Stored data entries
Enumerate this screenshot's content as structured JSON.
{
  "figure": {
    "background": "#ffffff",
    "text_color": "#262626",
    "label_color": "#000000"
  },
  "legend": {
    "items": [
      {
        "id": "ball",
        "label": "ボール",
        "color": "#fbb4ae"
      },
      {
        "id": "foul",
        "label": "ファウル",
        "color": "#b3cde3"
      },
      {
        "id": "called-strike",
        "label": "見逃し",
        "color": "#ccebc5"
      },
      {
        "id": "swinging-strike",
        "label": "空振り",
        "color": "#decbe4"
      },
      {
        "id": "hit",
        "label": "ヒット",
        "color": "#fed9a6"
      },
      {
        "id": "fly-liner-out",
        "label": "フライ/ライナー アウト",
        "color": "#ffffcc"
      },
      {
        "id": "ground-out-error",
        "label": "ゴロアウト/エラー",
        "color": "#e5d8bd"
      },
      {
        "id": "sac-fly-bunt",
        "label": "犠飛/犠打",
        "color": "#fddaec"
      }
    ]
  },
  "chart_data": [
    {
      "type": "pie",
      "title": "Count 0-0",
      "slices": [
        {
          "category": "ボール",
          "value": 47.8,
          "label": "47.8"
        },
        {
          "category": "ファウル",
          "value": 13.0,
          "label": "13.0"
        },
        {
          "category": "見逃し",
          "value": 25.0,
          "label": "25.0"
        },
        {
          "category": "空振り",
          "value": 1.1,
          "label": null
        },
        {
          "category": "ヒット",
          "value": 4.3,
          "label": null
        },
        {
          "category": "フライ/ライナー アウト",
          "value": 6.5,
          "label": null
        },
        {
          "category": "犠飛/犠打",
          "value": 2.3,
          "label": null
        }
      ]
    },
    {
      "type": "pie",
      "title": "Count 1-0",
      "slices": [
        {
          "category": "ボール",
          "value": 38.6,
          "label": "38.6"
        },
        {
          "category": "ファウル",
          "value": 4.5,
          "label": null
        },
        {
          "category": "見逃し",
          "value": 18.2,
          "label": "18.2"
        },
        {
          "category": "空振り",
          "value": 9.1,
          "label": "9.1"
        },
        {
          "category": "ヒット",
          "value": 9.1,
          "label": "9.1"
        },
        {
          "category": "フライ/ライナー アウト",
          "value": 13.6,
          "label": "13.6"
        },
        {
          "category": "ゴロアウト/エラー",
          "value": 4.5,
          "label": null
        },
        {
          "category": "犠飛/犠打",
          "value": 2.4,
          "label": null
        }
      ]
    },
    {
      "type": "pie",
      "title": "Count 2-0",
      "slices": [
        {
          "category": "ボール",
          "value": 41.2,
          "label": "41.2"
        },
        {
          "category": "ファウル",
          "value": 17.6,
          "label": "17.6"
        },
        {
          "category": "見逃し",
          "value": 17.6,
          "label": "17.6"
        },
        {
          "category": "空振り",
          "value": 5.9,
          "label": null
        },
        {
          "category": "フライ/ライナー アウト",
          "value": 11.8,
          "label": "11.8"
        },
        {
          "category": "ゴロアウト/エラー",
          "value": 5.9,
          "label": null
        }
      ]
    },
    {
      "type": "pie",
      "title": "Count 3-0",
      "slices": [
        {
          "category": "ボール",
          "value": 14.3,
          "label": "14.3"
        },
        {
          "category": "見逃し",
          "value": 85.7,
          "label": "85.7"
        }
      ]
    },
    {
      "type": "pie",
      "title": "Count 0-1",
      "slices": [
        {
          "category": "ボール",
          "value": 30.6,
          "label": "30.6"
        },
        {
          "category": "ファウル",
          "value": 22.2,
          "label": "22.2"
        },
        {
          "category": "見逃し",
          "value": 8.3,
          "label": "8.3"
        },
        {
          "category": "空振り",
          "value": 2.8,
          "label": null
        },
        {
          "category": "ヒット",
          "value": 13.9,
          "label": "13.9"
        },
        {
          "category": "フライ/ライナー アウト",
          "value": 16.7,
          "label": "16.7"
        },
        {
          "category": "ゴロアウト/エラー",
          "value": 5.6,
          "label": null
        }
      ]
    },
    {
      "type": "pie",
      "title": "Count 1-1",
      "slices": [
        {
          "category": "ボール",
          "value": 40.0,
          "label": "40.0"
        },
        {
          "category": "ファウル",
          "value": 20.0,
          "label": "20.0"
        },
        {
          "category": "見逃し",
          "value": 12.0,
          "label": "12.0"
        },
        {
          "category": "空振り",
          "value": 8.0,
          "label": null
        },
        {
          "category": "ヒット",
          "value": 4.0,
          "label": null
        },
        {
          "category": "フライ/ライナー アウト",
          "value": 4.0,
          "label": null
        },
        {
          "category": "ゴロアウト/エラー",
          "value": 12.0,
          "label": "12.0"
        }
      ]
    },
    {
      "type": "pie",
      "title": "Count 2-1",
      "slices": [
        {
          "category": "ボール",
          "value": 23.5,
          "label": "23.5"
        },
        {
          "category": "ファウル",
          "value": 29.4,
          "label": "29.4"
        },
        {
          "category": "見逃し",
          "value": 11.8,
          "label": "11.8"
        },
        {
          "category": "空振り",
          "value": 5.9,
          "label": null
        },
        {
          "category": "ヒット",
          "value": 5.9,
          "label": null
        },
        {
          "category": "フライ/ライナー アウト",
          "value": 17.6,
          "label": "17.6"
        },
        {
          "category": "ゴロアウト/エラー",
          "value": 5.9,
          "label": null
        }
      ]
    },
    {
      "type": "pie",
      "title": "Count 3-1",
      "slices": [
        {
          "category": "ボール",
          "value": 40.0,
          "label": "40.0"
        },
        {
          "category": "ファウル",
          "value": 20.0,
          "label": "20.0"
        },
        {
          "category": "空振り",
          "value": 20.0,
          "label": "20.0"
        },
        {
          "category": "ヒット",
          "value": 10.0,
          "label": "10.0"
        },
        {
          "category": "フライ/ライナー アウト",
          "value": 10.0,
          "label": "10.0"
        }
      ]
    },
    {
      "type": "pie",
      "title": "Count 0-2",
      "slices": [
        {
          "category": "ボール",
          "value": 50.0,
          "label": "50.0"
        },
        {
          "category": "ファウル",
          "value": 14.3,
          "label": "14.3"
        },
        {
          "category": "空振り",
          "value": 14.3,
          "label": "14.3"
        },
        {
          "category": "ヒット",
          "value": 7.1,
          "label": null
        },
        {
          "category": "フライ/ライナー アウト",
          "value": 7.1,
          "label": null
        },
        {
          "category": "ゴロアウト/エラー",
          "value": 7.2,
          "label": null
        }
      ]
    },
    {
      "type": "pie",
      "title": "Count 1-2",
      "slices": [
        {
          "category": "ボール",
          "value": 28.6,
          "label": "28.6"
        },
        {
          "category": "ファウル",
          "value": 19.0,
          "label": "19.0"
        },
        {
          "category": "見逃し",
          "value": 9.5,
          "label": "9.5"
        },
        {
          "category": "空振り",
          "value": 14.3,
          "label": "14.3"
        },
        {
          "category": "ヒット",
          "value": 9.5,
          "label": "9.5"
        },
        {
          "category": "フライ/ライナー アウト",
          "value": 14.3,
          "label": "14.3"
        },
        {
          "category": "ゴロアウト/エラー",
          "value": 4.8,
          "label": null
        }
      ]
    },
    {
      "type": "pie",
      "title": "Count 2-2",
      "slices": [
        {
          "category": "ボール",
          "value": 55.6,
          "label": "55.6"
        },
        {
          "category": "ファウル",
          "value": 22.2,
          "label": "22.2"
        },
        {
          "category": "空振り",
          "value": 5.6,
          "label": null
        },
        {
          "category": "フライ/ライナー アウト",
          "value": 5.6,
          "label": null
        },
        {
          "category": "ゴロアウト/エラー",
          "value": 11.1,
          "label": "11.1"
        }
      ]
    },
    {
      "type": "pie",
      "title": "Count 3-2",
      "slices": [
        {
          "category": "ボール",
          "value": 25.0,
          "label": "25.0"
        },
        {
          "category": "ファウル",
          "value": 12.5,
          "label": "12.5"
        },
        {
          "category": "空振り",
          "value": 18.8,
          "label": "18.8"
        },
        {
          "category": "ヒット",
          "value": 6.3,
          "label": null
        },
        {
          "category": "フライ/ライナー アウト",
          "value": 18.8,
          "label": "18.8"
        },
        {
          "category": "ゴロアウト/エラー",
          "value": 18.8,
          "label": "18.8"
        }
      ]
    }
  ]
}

-- Work instructions --
Only lines holding the string "title" are wanted; gather each one from the entries above.

-- Output --
      "title": "Count 0-0",
      "title": "Count 1-0",
      "title": "Count 2-0",
      "title": "Count 3-0",
      "title": "Count 0-1",
      "title": "Count 1-1",
      "title": "Count 2-1",
      "title": "Count 3-1",
      "title": "Count 0-2",
      "title": "Count 1-2",
      "title": "Count 2-2",
      "title": "Count 3-2",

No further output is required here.